What to do:
Render the lines below, from the line containing "Output each element" up to and including the line containing "243, 1244, 253]", as a JSON list of strings with one string per line. Skip blank lines and leave the pictures out.

Provided information:
** Start **
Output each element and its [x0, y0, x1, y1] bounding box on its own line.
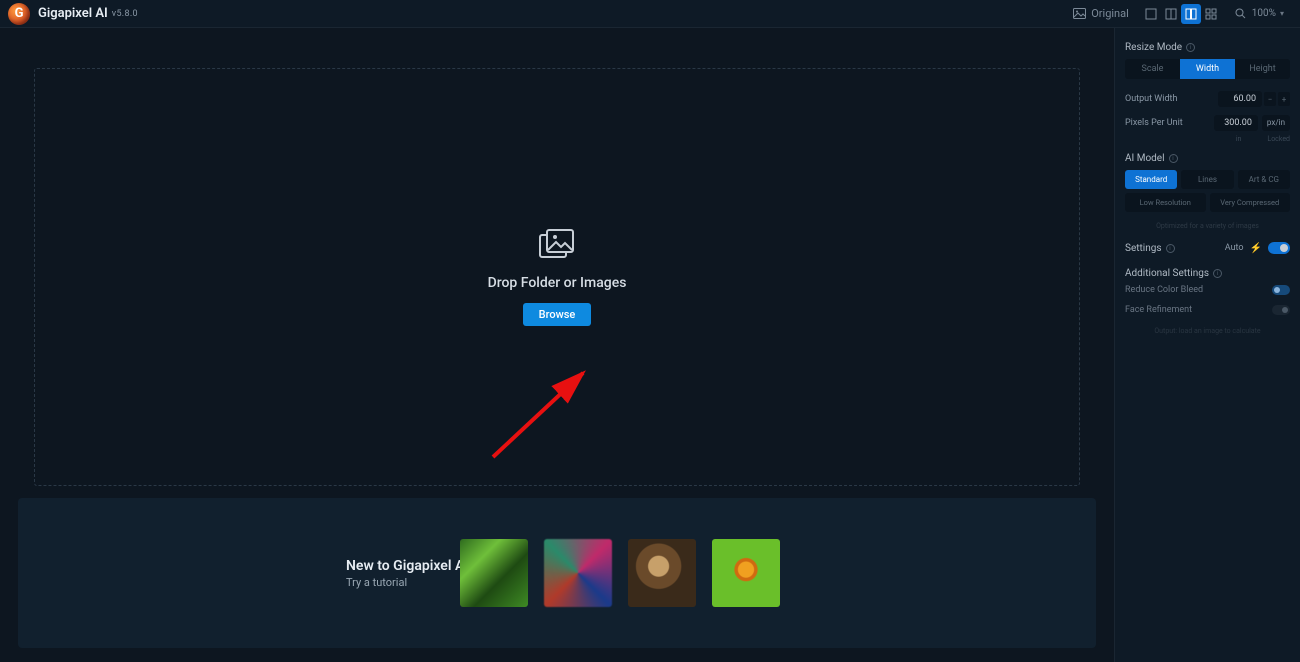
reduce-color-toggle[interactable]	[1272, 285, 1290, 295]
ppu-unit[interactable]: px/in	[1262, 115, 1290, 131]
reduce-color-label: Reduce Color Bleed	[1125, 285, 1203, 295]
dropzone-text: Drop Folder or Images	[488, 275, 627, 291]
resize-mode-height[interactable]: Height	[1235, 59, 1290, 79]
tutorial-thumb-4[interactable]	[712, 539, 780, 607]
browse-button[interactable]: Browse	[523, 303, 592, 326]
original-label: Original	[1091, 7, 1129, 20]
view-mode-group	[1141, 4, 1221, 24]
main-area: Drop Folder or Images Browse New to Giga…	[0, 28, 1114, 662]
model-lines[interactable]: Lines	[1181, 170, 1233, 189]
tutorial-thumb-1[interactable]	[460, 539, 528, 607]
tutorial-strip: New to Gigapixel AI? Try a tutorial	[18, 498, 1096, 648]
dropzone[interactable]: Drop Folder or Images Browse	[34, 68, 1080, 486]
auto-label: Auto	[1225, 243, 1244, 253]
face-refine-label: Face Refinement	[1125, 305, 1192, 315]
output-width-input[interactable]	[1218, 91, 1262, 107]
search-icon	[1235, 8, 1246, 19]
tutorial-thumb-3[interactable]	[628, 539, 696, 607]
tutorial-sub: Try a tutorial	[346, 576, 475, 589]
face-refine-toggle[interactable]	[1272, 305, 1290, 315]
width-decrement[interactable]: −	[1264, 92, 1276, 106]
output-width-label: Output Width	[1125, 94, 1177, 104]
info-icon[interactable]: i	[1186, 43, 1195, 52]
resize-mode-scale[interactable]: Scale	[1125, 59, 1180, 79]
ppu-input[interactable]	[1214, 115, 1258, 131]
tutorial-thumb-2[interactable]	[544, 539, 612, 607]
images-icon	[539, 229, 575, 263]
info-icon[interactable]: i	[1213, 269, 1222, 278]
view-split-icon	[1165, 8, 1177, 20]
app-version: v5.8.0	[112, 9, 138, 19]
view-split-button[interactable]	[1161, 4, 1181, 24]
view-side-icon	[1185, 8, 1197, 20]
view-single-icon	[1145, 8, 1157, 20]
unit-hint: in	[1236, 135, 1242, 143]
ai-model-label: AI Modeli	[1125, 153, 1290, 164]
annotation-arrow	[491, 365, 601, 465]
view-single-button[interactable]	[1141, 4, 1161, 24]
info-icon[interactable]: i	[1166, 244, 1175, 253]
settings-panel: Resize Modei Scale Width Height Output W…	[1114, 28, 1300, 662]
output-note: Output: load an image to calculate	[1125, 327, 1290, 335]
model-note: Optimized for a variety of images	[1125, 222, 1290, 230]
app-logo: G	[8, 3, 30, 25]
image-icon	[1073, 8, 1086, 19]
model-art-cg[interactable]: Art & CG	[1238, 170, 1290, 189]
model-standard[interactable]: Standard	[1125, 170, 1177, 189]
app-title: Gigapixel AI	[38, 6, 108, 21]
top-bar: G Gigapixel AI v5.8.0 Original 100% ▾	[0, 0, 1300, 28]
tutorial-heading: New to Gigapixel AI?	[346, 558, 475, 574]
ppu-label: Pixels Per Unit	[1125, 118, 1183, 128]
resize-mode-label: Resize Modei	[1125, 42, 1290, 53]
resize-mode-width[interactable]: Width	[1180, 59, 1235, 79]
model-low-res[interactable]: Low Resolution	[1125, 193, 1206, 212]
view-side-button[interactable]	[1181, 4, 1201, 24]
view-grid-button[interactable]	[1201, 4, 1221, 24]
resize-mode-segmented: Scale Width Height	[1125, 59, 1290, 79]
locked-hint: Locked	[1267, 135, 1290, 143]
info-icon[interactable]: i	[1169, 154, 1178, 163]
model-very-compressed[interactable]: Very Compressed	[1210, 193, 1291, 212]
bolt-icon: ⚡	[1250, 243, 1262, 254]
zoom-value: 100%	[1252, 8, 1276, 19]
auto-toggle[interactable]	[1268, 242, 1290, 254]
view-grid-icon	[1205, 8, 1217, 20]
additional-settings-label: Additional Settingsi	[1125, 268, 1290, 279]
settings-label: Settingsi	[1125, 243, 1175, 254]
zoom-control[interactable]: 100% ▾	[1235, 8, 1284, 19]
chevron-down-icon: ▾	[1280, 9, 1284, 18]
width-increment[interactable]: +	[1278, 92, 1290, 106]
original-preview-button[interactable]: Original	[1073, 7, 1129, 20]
** End **
** Start **
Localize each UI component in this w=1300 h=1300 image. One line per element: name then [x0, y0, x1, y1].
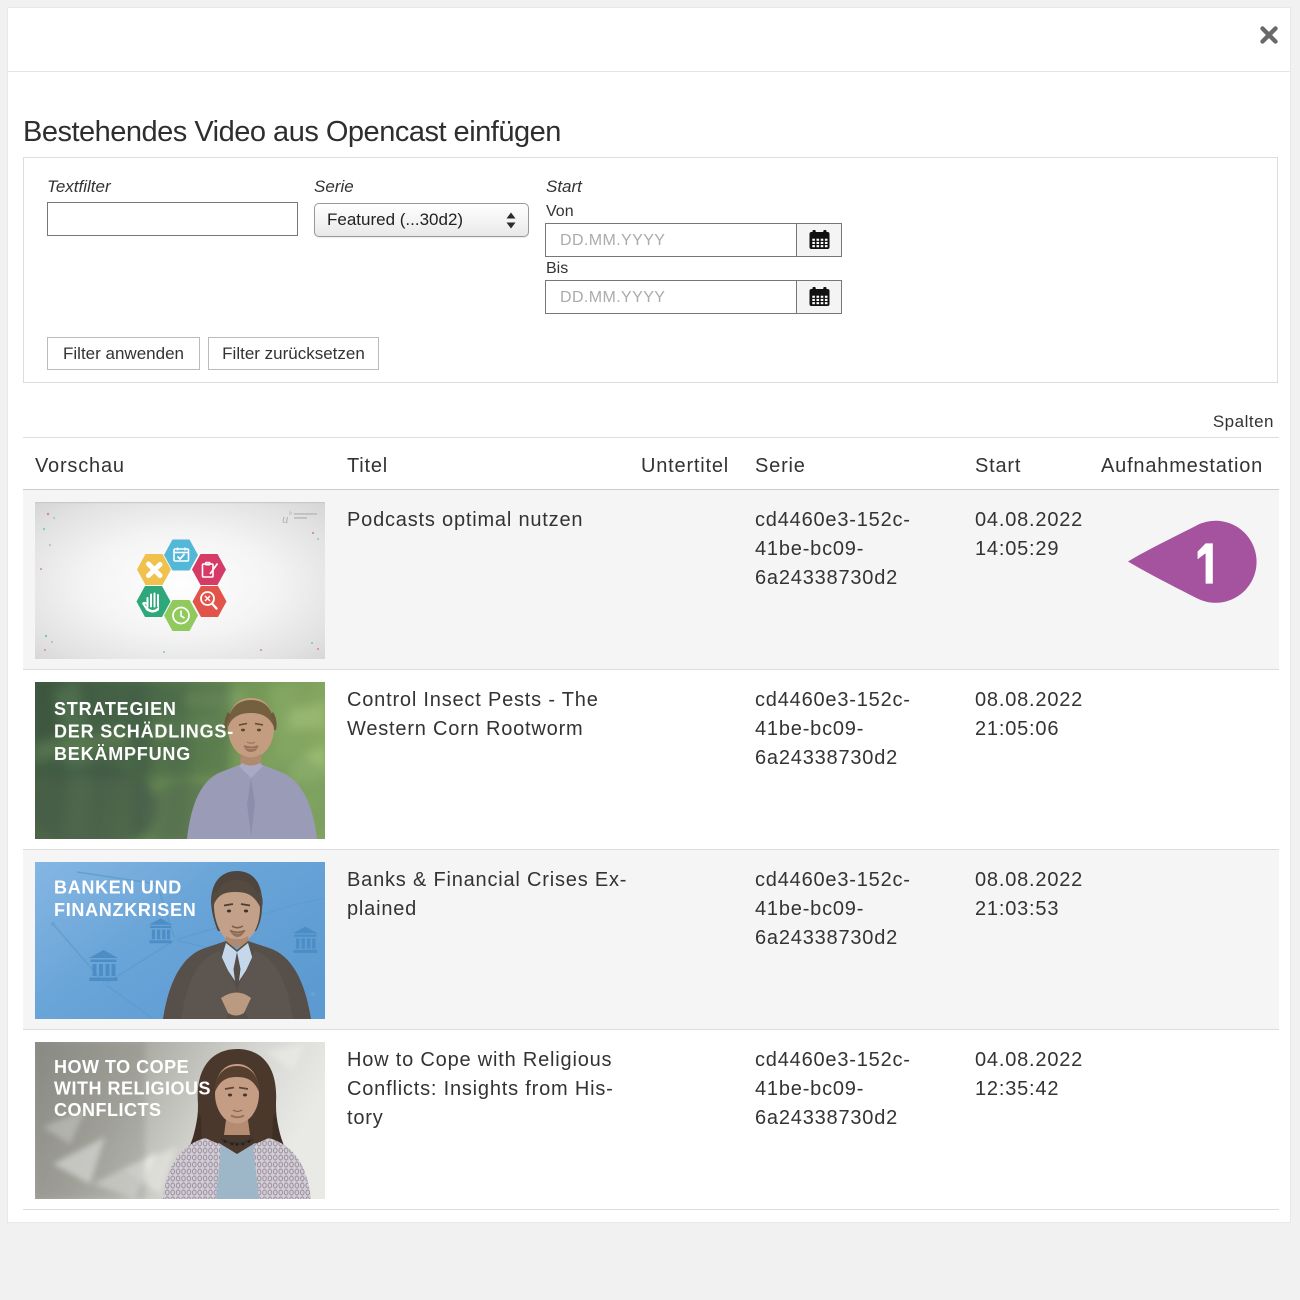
** End **
Problem solution:
[
  "Output each element and its [x0, y0, x1, y1] bounding box on its own line.",
  "reduce-color-toggle[interactable]\t[1272, 285, 1290, 295]",
  "ppu-unit[interactable]: px/in\t[1262, 115, 1290, 131]",
  "reduce-color-label: Reduce Color Bleed\t[1125, 285, 1203, 295]",
  "dropzone-text: Drop Folder or Images\t[488, 275, 627, 291]",
  "resize-mode-height[interactable]: Height\t[1235, 59, 1290, 79]",
  "tutorial-thumb-4[interactable]\t[712, 539, 780, 607]",
  "browse-button[interactable]: Browse\t[523, 303, 592, 326]",
  "original-label: Original\t[1091, 7, 1129, 20]",
  "view-mode-group\t[1141, 4, 1221, 24]",
  "main-area: Drop Folder or Images Browse New to Giga…\t[0, 28, 1114, 662]",
  "model-lines[interactable]: Lines\t[1181, 170, 1233, 189]",
  "tutorial-thumb-1[interactable]\t[460, 539, 528, 607]",
  "tutorial-strip: New to Gigapixel AI? Try a tutorial\t[18, 498, 1096, 648]",
  "dropzone[interactable]: Drop Folder or Images Browse\t[34, 68, 1080, 486]",
  "auto-label: Auto\t[1225, 243, 1244, 253]"
]